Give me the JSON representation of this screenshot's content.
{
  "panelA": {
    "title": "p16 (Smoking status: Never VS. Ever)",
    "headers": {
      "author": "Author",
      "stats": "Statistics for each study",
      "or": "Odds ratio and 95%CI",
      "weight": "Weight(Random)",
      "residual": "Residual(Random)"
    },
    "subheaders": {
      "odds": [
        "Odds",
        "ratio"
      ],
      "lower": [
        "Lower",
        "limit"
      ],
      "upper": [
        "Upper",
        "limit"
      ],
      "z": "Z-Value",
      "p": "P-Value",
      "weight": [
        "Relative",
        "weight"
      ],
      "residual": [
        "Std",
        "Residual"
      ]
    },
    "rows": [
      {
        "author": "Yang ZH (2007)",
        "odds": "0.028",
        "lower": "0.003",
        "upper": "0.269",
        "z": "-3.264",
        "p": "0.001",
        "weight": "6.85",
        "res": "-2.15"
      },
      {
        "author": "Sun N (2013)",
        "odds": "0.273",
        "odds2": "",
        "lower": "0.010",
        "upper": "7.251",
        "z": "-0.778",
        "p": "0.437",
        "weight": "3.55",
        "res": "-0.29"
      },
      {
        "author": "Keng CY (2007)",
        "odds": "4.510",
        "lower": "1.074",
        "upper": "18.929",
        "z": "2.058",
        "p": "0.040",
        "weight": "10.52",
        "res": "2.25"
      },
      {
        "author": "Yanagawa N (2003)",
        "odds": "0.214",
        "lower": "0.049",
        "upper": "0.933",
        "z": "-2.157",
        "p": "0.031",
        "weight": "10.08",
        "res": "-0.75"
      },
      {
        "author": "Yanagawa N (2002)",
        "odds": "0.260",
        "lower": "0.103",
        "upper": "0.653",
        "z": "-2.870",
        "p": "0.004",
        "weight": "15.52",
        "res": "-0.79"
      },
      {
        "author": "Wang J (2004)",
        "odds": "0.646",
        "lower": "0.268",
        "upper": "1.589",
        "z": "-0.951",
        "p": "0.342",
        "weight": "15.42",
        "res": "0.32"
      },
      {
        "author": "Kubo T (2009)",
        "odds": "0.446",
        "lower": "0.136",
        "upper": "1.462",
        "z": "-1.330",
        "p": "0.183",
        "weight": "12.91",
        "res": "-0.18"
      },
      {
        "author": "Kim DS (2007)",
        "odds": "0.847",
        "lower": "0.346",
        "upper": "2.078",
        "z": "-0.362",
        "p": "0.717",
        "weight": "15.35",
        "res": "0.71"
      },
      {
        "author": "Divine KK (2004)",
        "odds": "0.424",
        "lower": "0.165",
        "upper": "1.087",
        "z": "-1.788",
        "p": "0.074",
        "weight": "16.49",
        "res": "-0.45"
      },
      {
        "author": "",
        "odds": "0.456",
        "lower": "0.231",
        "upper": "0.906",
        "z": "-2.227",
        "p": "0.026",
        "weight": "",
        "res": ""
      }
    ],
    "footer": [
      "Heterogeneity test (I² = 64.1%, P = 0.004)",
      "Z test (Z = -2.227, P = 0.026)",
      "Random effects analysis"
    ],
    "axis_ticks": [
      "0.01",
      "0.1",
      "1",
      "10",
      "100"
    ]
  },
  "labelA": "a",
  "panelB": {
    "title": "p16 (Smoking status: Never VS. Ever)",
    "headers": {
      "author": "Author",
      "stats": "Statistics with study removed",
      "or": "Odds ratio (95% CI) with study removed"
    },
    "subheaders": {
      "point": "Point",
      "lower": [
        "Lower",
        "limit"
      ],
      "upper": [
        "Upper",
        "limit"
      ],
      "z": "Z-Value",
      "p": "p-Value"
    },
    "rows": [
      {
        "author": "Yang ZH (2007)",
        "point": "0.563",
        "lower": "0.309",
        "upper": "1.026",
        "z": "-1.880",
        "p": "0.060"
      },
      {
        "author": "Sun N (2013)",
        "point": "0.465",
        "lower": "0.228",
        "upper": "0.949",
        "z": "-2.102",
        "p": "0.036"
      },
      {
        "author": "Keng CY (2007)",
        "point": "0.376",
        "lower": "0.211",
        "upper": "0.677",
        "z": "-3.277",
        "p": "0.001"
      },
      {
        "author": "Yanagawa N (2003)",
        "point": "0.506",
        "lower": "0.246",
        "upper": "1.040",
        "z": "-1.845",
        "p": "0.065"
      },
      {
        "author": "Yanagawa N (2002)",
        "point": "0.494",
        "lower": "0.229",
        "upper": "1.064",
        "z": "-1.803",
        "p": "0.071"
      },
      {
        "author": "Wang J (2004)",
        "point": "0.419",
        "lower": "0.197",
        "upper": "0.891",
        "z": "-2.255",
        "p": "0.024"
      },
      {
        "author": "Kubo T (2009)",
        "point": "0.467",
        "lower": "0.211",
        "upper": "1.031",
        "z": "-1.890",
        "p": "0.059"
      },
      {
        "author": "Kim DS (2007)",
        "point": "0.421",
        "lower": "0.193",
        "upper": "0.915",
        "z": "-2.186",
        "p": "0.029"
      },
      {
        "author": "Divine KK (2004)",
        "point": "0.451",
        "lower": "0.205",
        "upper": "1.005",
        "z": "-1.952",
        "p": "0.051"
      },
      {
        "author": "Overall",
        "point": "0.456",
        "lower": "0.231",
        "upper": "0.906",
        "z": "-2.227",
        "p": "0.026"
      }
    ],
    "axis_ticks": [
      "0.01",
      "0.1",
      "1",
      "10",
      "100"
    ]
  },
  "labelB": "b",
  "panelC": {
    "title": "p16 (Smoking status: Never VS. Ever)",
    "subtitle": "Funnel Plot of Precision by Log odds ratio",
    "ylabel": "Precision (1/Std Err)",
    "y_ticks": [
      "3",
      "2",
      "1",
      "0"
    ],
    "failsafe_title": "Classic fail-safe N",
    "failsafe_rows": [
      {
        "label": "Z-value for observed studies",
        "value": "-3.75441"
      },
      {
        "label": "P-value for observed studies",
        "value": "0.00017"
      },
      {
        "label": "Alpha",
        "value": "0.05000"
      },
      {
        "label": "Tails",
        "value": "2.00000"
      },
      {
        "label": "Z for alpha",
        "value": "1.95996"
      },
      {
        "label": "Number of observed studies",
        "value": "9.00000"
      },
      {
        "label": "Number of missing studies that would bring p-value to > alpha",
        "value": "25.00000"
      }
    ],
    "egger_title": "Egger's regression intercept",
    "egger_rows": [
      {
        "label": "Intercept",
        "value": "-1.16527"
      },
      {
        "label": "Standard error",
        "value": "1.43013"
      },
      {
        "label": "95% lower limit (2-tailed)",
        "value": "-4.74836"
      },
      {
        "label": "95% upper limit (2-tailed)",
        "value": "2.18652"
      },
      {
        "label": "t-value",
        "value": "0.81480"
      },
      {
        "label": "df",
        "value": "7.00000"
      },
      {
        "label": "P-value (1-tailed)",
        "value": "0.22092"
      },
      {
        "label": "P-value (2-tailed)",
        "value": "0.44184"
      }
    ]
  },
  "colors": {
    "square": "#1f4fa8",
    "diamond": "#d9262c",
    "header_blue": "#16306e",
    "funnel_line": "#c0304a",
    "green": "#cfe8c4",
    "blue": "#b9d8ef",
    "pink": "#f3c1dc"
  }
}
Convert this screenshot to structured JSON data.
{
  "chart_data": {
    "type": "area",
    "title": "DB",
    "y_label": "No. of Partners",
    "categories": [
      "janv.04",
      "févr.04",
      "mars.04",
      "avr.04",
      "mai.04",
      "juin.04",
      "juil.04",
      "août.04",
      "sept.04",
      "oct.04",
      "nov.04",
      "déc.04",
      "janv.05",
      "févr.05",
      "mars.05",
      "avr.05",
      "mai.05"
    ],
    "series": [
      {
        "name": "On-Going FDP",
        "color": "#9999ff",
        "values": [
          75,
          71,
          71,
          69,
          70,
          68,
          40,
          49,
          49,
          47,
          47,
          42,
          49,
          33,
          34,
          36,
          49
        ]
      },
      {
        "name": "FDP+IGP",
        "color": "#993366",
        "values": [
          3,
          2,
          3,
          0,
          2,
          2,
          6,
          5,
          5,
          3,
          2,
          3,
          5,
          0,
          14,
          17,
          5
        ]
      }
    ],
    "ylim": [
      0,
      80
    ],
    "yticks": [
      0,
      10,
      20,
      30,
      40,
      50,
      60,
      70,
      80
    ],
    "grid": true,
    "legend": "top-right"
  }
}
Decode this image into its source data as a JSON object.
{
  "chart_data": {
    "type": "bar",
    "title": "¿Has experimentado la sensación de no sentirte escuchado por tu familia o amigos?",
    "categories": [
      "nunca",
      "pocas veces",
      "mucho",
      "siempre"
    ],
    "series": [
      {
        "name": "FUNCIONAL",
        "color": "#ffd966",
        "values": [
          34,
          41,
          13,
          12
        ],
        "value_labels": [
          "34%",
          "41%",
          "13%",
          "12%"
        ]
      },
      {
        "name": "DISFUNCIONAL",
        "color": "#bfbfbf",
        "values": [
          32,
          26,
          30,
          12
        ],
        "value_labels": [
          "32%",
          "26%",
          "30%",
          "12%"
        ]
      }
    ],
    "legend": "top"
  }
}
━━━━━━━━━━
> Task
Return every line holding the word "name" from the records.

> Expected answer
        "name": "On-Going FDP",
        "name": "FDP+IGP",
        "name": "FUNCIONAL",
        "name": "DISFUNCIONAL",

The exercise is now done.